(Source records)
□ □ □ □ □ □ □
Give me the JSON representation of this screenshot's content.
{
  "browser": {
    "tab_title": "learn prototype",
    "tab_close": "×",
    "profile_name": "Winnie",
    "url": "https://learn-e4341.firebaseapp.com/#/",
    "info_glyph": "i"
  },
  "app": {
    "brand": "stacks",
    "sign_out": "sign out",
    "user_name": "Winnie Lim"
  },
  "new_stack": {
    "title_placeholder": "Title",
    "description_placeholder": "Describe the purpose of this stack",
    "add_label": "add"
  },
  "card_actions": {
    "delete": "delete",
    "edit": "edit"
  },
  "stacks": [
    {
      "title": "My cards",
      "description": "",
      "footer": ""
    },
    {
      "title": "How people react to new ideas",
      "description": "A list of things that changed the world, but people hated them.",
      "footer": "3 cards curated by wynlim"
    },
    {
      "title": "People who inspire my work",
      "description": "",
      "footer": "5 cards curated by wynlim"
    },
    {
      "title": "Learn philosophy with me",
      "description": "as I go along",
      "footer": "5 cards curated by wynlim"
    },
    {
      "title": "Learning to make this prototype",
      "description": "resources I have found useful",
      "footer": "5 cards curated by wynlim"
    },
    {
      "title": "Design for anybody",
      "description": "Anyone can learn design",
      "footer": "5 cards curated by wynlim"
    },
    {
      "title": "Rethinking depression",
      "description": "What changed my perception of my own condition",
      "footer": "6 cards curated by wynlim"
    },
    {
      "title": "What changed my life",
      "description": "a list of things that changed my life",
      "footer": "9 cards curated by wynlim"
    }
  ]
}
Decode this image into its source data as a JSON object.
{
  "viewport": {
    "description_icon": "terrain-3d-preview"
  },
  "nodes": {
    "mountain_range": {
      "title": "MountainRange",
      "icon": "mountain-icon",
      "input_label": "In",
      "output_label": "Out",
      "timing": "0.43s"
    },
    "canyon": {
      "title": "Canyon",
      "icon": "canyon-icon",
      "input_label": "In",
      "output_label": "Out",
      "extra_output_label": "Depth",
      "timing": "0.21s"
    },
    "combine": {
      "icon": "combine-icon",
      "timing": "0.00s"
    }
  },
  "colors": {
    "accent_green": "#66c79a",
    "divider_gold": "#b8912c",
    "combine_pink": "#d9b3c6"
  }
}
□ □ □ □ □ □ □
→ **THE REQUEST**
Starting with the line that contains "Decode this image", repeat each line through the last one exactly as it appears. Include both ends and nothing more.

→ **ANSWER FOR THIS EXERCISE**
Decode this image into its source data as a JSON object.
{
  "viewport": {
    "description_icon": "terrain-3d-preview"
  },
  "nodes": {
    "mountain_range": {
      "title": "MountainRange",
      "icon": "mountain-icon",
      "input_label": "In",
      "output_label": "Out",
      "timing": "0.43s"
    },
    "canyon": {
      "title": "Canyon",
      "icon": "canyon-icon",
      "input_label": "In",
      "output_label": "Out",
      "extra_output_label": "Depth",
      "timing": "0.21s"
    },
    "combine": {
      "icon": "combine-icon",
      "timing": "0.00s"
    }
  },
  "colors": {
    "accent_green": "#66c79a",
    "divider_gold": "#b8912c",
    "combine_pink": "#d9b3c6"
  }
}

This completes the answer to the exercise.